What to work on >>
Gather the lines below that include the string "dummies", copying each in full.

— start of Data lines —

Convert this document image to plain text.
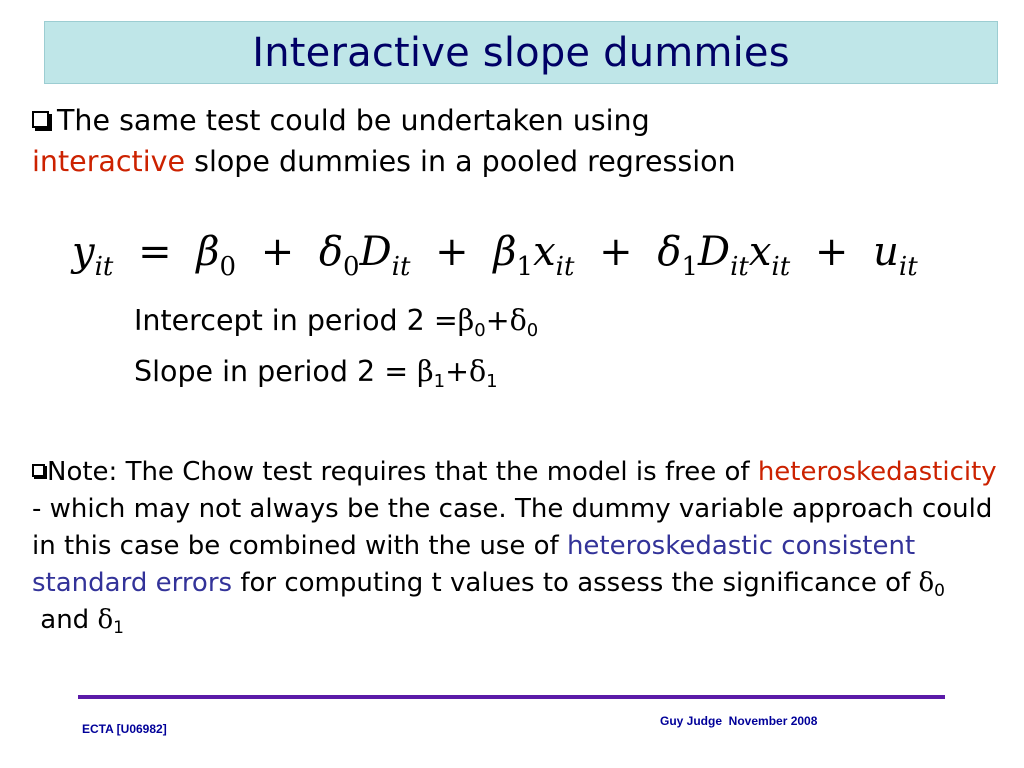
Interactive slope dummies
The same test could be undertaken using
interactive slope dummies in a pooled regression
$y_{it} = \beta_0 + \delta_0D_{it} + \beta_1x_{it} + \delta_1D_{it}x_{it} + u_{it}$
Intercept in period $2 =\beta_0+\delta_0$
Slope in period $2 = \beta_1+\delta_1$
Note: The Chow test requires that the model is free of heteroskedasticity - which may not always be the case. The dummy variable approach could in this case be combined with the use of heteroskedastic consistent standard errors for computing t values to assess the significance of $\delta_0$ and $\delta_1$
ECTA [U06982]
Guy Judge  November 2008
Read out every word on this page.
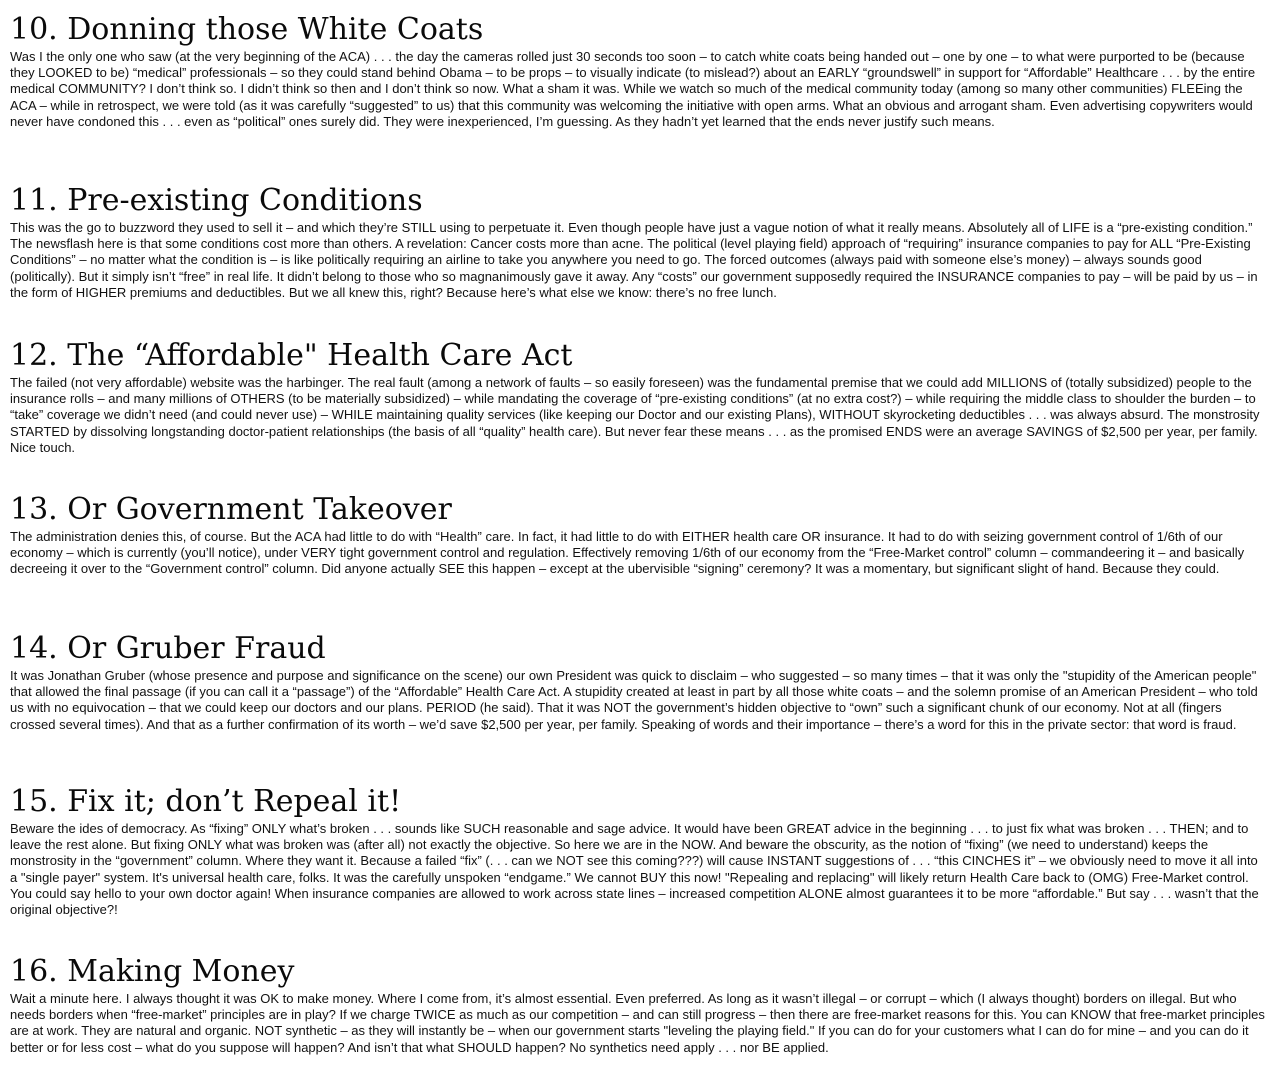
10. Donning those White Coats

Was I the only one who saw (at the very beginning of the ACA) . . . the day the cameras rolled just 30 seconds too soon – to catch white coats being handed out – one by one – to what were purported to be (because they LOOKED to be) “medical” professionals – so they could stand behind Obama – to be props – to visually indicate (to mislead?) about an EARLY “groundswell” in support for “Affordable” Healthcare . . . by the entire medical COMMUNITY? I don’t think so. I didn’t think so then and I don’t think so now. What a sham it was. While we watch so much of the medical community today (among so many other communities) FLEEing the ACA – while in retrospect, we were told (as it was carefully “suggested” to us) that this community was welcoming the initiative with open arms. What an obvious and arrogant sham. Even advertising copywriters would never have condoned this . . . even as “political” ones surely did. They were inexperienced, I’m guessing. As they hadn’t yet learned that the ends never justify such means.

11. Pre-existing Conditions

This was the go to buzzword they used to sell it – and which they’re STILL using to perpetuate it. Even though people have just a vague notion of what it really means. Absolutely all of LIFE is a “pre-existing condition.” The newsflash here is that some conditions cost more than others. A revelation: Cancer costs more than acne. The political (level playing field) approach of “requiring” insurance companies to pay for ALL “Pre-Existing Conditions” – no matter what the condition is – is like politically requiring an airline to take you anywhere you need to go. The forced outcomes (always paid with someone else’s money) – always sounds good (politically). But it simply isn’t “free” in real life. It didn’t belong to those who so magnanimously gave it away. Any “costs” our government supposedly required the INSURANCE companies to pay – will be paid by us – in the form of HIGHER premiums and deductibles. But we all knew this, right? Because here’s what else we know: there’s no free lunch.

12. The “Affordable" Health Care Act

The failed (not very affordable) website was the harbinger. The real fault (among a network of faults – so easily foreseen) was the fundamental premise that we could add MILLIONS of (totally subsidized) people to the insurance rolls – and many millions of OTHERS (to be materially subsidized) – while mandating the coverage of “pre-existing conditions” (at no extra cost?) – while requiring the middle class to shoulder the burden – to “take” coverage we didn’t need (and could never use) – WHILE maintaining quality services (like keeping our Doctor and our existing Plans), WITHOUT skyrocketing deductibles . . . was always absurd. The monstrosity STARTED by dissolving longstanding doctor-patient relationships (the basis of all “quality” health care). But never fear these means . . . as the promised ENDS were an average SAVINGS of $2,500 per year, per family. Nice touch.

13. Or Government Takeover

The administration denies this, of course. But the ACA had little to do with “Health” care. In fact, it had little to do with EITHER health care OR insurance. It had to do with seizing government control of 1/6th of our economy – which is currently (you’ll notice), under VERY tight government control and regulation. Effectively removing 1/6th of our economy from the “Free-Market control” column – commandeering it – and basically decreeing it over to the “Government control” column. Did anyone actually SEE this happen – except at the ubervisible “signing” ceremony? It was a momentary, but significant slight of hand. Because they could.

14. Or Gruber Fraud

It was Jonathan Gruber (whose presence and purpose and significance on the scene) our own President was quick to disclaim – who suggested – so many times – that it was only the "stupidity of the American people" that allowed the final passage (if you can call it a “passage”) of the “Affordable” Health Care Act. A stupidity created at least in part by all those white coats – and the solemn promise of an American President – who told us with no equivocation – that we could keep our doctors and our plans. PERIOD (he said). That it was NOT the government’s hidden objective to “own” such a significant chunk of our economy. Not at all (fingers crossed several times). And that as a further confirmation of its worth – we’d save $2,500 per year, per family. Speaking of words and their importance – there’s a word for this in the private sector: that word is fraud.

15. Fix it; don’t Repeal it!

Beware the ides of democracy. As “fixing” ONLY what’s broken . . . sounds like SUCH reasonable and sage advice. It would have been GREAT advice in the beginning . . . to just fix what was broken . . . THEN; and to leave the rest alone. But fixing ONLY what was broken was (after all) not exactly the objective. So here we are in the NOW. And beware the obscurity, as the notion of “fixing” (we need to understand) keeps the monstrosity in the “government” column. Where they want it. Because a failed “fix” (. . . can we NOT see this coming???) will cause INSTANT suggestions of . . . “this CINCHES it” – we obviously need to move it all into a "single payer" system. It's universal health care, folks. It was the carefully unspoken “endgame.” We cannot BUY this now! "Repealing and replacing" will likely return Health Care back to (OMG) Free-Market control. You could say hello to your own doctor again! When insurance companies are allowed to work across state lines – increased competition ALONE almost guarantees it to be more “affordable.” But say . . . wasn’t that the original objective?!

16. Making Money

Wait a minute here. I always thought it was OK to make money. Where I come from, it’s almost essential. Even preferred. As long as it wasn’t illegal – or corrupt – which (I always thought) borders on illegal. But who needs borders when “free-market” principles are in play? If we charge TWICE as much as our competition – and can still progress – then there are free-market reasons for this. You can KNOW that free-market principles are at work. They are natural and organic. NOT synthetic – as they will instantly be – when our government starts "leveling the playing field." If you can do for your customers what I can do for mine – and you can do it better or for less cost – what do you suppose will happen? And isn’t that what SHOULD happen? No synthetics need apply . . . nor BE applied.
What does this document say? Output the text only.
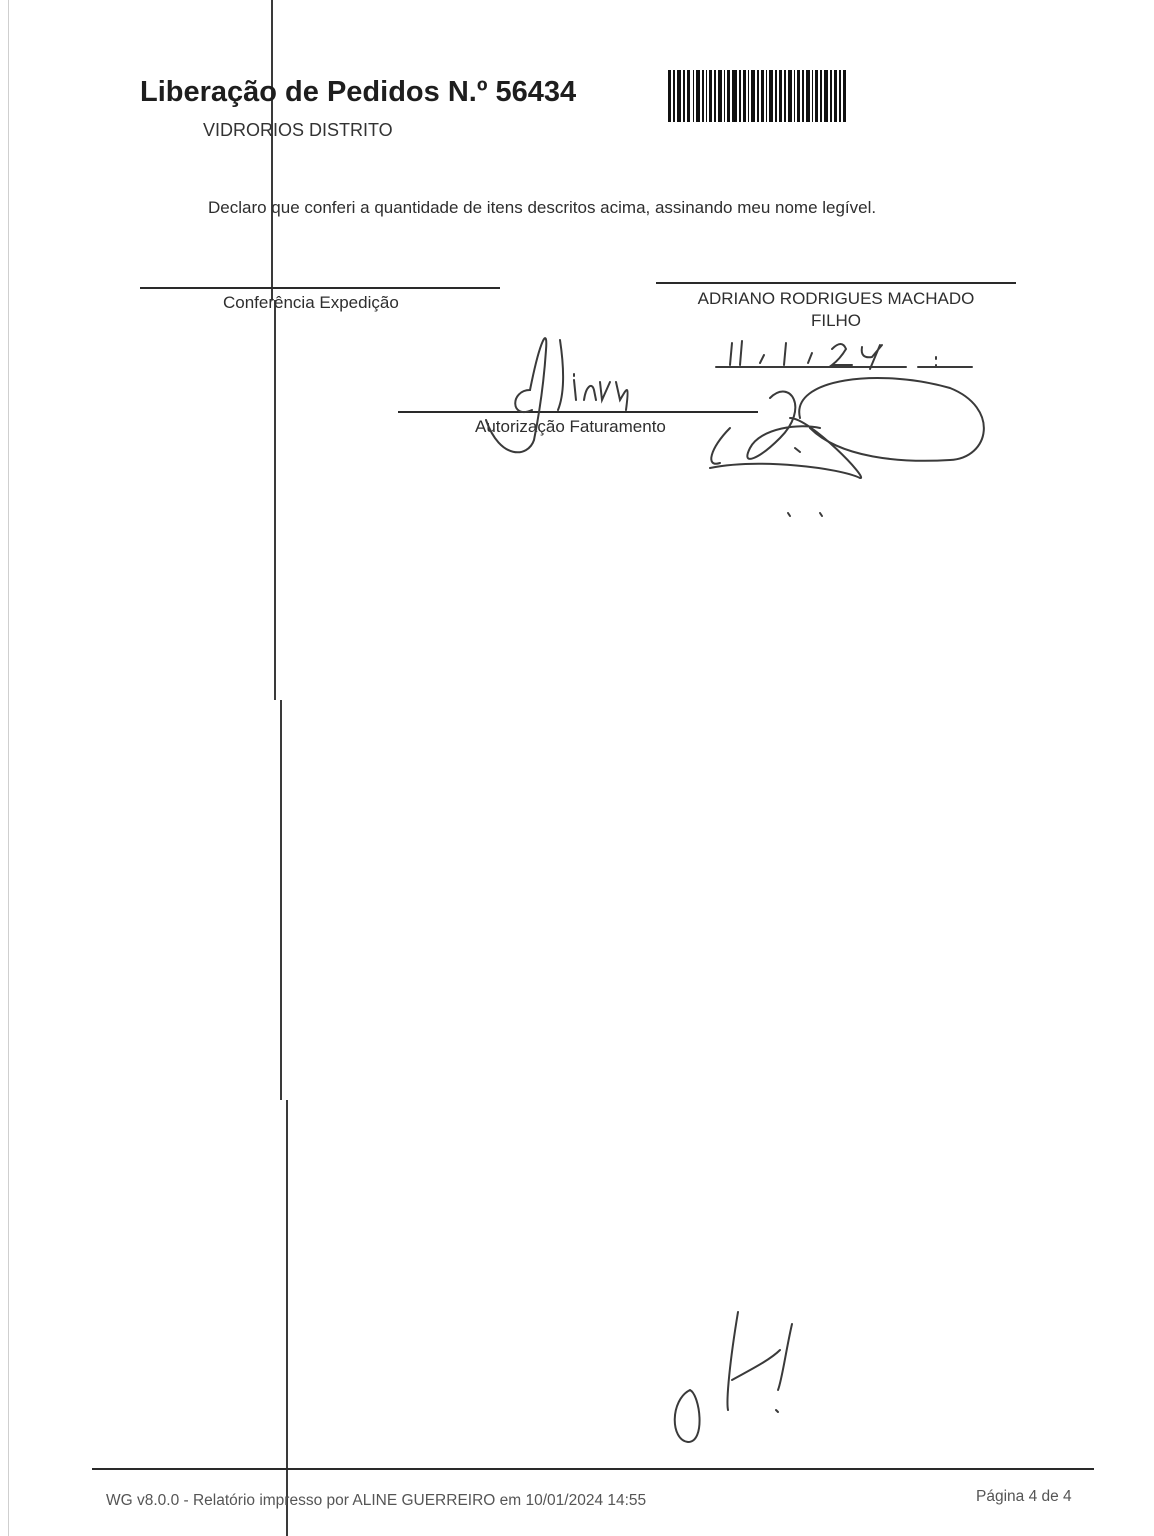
Liberação de Pedidos N.º 56434
VIDRORIOS DISTRITO
Declaro que conferi a quantidade de itens descritos acima, assinando meu nome legível.
Conferência Expedição	ADRIANO RODRIGUES MACHADO
FILHO
Autorização Faturamento
WG v8.0.0 - Relatório impresso por ALINE GUERREIRO em 10/01/2024 14:55	Página 4 de 4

— end of Data lines —

Exercise answer >>
Interactive slope dummies
interactive slope dummies in a pooled regression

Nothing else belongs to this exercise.